Check your understanding —
a) In the abstract on atrial electrophysiological variability, write out the passage between "Impacts of Cellular" and "Whole Atrial Model.", inclusive, replacing "Conduction Velocity" with "Propagation Speed".
b) According to the abstract on atrial electrophysiological variability, what average total activation time did the regionally homogenous model show?

Exercise passage —
= = = =
Impacts of Cellular Electrophysiological Variability on Conduction Velocity Within Isolated Tissue and Depolarization and Repolarization Across the Whole Atrial Model.

Jordan Elliott, Maria Belen, Luca Mainardi, Valentina Corino, Jose F Rodriguez Matas
Politecnico di Milano


Abstract

Atrial models are used to further understand the mechanisms behind common atrial arrhythmias. In order to represent the behaviour of the atria, it is important to create models with the variability observed in the human atria. Due to difficulties incorporating cellular variability, models typically assume cellular coupling masks the impact of electrophysiological variability on the cellular level. This study aims to determine the impact of cellular variability on the overall electrophysiological behaviour of the human atria. This study presents the impact of cellular variability on conduction velocity (CV) across isolated tissue samples and on the electrophysiological behaviour in the entire atria. Variability was introduced using a population of models approach and the Courtemanche cellular model, creating 10 variable patient models. Variable model tissue CV was calibrated to within 3% of homogenous tissue. Isolated variable tissue results using the same Gi values showed the standard deviation in CV ranged from 0.19cm/s to 2.4cm/s depending on atrial region. Whole atrial simulations showed cellular variability resulted in a similar average total activation times (TAT) compared with the regionally homogenous model (117ms), varying between 117ms and 118ms. Depolarization patterns between the regionally homogenous model and the variable models remained consistent. Repolarization in the variable atrial models occurred quicker than in the homogenous model. Cellular variability across isolated tissue can result in CV variation of up to 4cm/s. Variability typically results in increased CV compared with homogenous tissue for comparable TAT, resulting in faster depolarization across the atria, whilst maintaining the activation sequence. Repolarization across the atria is faster due to variability. Most of the observed variability in activation times is caused by anatomical variability. However, electrophysiological variability has a significant impact on the depolarisation phase. Accounting for cellular variability could result in models better representing healthy atrial behaviour and that of different arrhythmias.
= = = =
Data for analysis —

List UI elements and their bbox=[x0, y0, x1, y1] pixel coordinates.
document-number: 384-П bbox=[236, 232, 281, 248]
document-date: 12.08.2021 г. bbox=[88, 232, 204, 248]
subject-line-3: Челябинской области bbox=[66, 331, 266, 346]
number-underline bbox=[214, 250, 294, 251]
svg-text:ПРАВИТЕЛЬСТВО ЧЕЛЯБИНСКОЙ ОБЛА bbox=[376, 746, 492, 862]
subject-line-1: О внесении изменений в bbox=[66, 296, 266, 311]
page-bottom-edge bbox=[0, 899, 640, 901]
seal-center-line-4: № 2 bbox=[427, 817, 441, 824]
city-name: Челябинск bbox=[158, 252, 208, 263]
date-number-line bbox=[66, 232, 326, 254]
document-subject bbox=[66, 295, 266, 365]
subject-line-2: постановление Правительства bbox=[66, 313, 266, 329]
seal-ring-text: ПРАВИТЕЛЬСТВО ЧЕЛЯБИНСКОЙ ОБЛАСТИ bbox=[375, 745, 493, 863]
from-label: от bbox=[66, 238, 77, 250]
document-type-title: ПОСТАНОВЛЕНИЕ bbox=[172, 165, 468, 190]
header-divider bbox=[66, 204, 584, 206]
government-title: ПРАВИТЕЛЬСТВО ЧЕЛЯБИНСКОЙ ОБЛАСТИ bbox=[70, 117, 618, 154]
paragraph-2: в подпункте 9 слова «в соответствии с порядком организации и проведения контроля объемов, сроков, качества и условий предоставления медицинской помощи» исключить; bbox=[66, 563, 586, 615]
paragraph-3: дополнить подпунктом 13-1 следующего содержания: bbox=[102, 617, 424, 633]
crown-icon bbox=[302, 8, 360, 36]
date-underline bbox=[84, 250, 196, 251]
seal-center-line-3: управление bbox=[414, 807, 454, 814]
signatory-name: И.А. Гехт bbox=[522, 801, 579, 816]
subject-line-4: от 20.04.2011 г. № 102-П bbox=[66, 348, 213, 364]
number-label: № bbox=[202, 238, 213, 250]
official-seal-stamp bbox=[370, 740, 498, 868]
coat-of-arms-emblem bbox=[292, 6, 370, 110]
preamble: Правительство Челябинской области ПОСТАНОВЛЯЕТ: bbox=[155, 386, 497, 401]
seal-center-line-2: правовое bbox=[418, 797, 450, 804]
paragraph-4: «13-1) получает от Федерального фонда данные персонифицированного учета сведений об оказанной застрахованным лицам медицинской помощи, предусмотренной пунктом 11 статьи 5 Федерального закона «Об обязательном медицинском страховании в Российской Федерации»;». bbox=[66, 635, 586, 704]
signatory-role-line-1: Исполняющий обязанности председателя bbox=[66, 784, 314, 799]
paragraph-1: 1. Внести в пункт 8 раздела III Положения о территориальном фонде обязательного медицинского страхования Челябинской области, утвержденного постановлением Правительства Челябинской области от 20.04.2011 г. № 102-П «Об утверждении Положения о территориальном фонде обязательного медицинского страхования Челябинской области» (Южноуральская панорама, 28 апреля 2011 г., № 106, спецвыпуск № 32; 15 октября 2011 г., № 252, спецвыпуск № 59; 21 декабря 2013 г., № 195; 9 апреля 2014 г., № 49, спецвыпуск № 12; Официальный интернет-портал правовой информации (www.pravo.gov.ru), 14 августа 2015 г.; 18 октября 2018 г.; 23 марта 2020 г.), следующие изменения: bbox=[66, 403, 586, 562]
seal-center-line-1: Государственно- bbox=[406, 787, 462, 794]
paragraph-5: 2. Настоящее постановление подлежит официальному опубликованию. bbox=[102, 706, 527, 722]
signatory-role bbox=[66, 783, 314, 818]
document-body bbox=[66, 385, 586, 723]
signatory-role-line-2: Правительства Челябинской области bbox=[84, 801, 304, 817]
= = = =
Responses in order —
a)
Impacts of Cellular Electrophysiological Variability on Propagation Speed Within Isolated Tissue and Depolarization and Repolarization Across the Whole Atrial Model.

b) 117ms